Saved data entries
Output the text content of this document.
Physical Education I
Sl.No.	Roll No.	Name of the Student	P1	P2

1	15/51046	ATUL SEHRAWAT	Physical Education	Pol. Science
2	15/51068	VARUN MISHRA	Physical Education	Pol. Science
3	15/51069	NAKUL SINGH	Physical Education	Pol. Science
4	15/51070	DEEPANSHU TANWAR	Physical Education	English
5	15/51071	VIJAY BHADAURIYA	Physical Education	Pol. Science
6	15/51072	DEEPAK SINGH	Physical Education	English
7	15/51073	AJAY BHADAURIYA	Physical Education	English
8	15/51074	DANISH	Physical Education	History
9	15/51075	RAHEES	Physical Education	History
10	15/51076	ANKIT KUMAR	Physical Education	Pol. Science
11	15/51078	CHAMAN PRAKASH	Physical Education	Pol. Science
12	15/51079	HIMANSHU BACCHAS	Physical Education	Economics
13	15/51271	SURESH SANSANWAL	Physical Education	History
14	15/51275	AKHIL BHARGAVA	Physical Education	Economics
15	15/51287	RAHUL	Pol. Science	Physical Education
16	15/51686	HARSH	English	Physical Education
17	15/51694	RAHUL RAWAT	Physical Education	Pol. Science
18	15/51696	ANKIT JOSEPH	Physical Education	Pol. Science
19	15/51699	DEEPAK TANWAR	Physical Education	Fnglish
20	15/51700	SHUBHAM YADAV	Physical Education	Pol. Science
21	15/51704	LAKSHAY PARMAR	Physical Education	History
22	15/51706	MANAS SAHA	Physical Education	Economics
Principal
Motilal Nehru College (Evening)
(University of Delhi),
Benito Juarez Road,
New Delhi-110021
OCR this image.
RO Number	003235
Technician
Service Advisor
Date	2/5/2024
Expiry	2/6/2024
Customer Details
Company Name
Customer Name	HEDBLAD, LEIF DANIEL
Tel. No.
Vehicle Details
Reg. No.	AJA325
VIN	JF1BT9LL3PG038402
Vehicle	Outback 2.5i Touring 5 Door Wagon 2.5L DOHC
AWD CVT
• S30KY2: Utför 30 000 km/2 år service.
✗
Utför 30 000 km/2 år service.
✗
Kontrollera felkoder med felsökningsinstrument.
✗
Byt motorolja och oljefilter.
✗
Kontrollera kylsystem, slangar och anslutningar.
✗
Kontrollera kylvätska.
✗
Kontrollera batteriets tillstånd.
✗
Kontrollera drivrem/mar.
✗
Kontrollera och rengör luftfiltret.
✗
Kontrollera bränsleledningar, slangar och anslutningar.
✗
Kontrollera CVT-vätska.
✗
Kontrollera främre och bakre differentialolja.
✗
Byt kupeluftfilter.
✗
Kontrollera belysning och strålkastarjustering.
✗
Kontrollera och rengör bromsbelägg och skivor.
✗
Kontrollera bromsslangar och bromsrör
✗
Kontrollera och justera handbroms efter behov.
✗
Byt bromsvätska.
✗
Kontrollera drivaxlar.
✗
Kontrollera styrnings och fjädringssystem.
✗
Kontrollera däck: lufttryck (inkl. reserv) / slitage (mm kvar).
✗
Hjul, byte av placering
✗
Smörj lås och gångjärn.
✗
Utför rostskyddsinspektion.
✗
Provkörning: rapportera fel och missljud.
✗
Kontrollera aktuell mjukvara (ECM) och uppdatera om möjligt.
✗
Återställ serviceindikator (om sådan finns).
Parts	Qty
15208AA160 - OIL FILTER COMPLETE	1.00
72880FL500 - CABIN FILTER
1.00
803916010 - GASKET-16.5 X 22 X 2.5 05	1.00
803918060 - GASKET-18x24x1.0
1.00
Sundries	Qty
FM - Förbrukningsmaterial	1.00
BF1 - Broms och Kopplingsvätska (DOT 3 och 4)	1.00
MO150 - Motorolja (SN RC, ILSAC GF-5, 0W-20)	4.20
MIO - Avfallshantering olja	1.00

- Exercise details: Transcribe all lines as written.

- Final result:
Output the text content of this document.
Physical Education I
Sl.No.	Roll No.	Name of the Student	P1	P2

1	15/51046	ATUL SEHRAWAT	Physical Education	Pol. Science
2	15/51068	VARUN MISHRA	Physical Education	Pol. Science
3	15/51069	NAKUL SINGH	Physical Education	Pol. Science
4	15/51070	DEEPANSHU TANWAR	Physical Education	English
5	15/51071	VIJAY BHADAURIYA	Physical Education	Pol. Science
6	15/51072	DEEPAK SINGH	Physical Education	English
7	15/51073	AJAY BHADAURIYA	Physical Education	English
8	15/51074	DANISH	Physical Education	History
9	15/51075	RAHEES	Physical Education	History
10	15/51076	ANKIT KUMAR	Physical Education	Pol. Science
11	15/51078	CHAMAN PRAKASH	Physical Education	Pol. Science
12	15/51079	HIMANSHU BACCHAS	Physical Education	Economics
13	15/51271	SURESH SANSANWAL	Physical Education	History
14	15/51275	AKHIL BHARGAVA	Physical Education	Economics
15	15/51287	RAHUL	Pol. Science	Physical Education
16	15/51686	HARSH	English	Physical Education
17	15/51694	RAHUL RAWAT	Physical Education	Pol. Science
18	15/51696	ANKIT JOSEPH	Physical Education	Pol. Science
19	15/51699	DEEPAK TANWAR	Physical Education	Fnglish
20	15/51700	SHUBHAM YADAV	Physical Education	Pol. Science
21	15/51704	LAKSHAY PARMAR	Physical Education	History
22	15/51706	MANAS SAHA	Physical Education	Economics
Principal
Motilal Nehru College (Evening)
(University of Delhi),
Benito Juarez Road,
New Delhi-110021
OCR this image.
RO Number	003235
Technician
Service Advisor
Date	2/5/2024
Expiry	2/6/2024
Customer Details
Company Name
Customer Name	HEDBLAD, LEIF DANIEL
Tel. No.
Vehicle Details
Reg. No.	AJA325
VIN	JF1BT9LL3PG038402
Vehicle	Outback 2.5i Touring 5 Door Wagon 2.5L DOHC
AWD CVT
• S30KY2: Utför 30 000 km/2 år service.
✗
Utför 30 000 km/2 år service.
✗
Kontrollera felkoder med felsökningsinstrument.
✗
Byt motorolja och oljefilter.
✗
Kontrollera kylsystem, slangar och anslutningar.
✗
Kontrollera kylvätska.
✗
Kontrollera batteriets tillstånd.
✗
Kontrollera drivrem/mar.
✗
Kontrollera och rengör luftfiltret.
✗
Kontrollera bränsleledningar, slangar och anslutningar.
✗
Kontrollera CVT-vätska.
✗
Kontrollera främre och bakre differentialolja.
✗
Byt kupeluftfilter.
✗
Kontrollera belysning och strålkastarjustering.
✗
Kontrollera och rengör bromsbelägg och skivor.
✗
Kontrollera bromsslangar och bromsrör
✗
Kontrollera och justera handbroms efter behov.
✗
Byt bromsvätska.
✗
Kontrollera drivaxlar.
✗
Kontrollera styrnings och fjädringssystem.
✗
Kontrollera däck: lufttryck (inkl. reserv) / slitage (mm kvar).
✗
Hjul, byte av placering
✗
Smörj lås och gångjärn.
✗
Utför rostskyddsinspektion.
✗
Provkörning: rapportera fel och missljud.
✗
Kontrollera aktuell mjukvara (ECM) och uppdatera om möjligt.
✗
Återställ serviceindikator (om sådan finns).
Parts	Qty
15208AA160 - OIL FILTER COMPLETE	1.00
72880FL500 - CABIN FILTER
1.00
803916010 - GASKET-16.5 X 22 X 2.5 05	1.00
803918060 - GASKET-18x24x1.0
1.00
Sundries	Qty
FM - Förbrukningsmaterial	1.00
BF1 - Broms och Kopplingsvätska (DOT 3 och 4)	1.00
MO150 - Motorolja (SN RC, ILSAC GF-5, 0W-20)	4.20
MIO - Avfallshantering olja	1.00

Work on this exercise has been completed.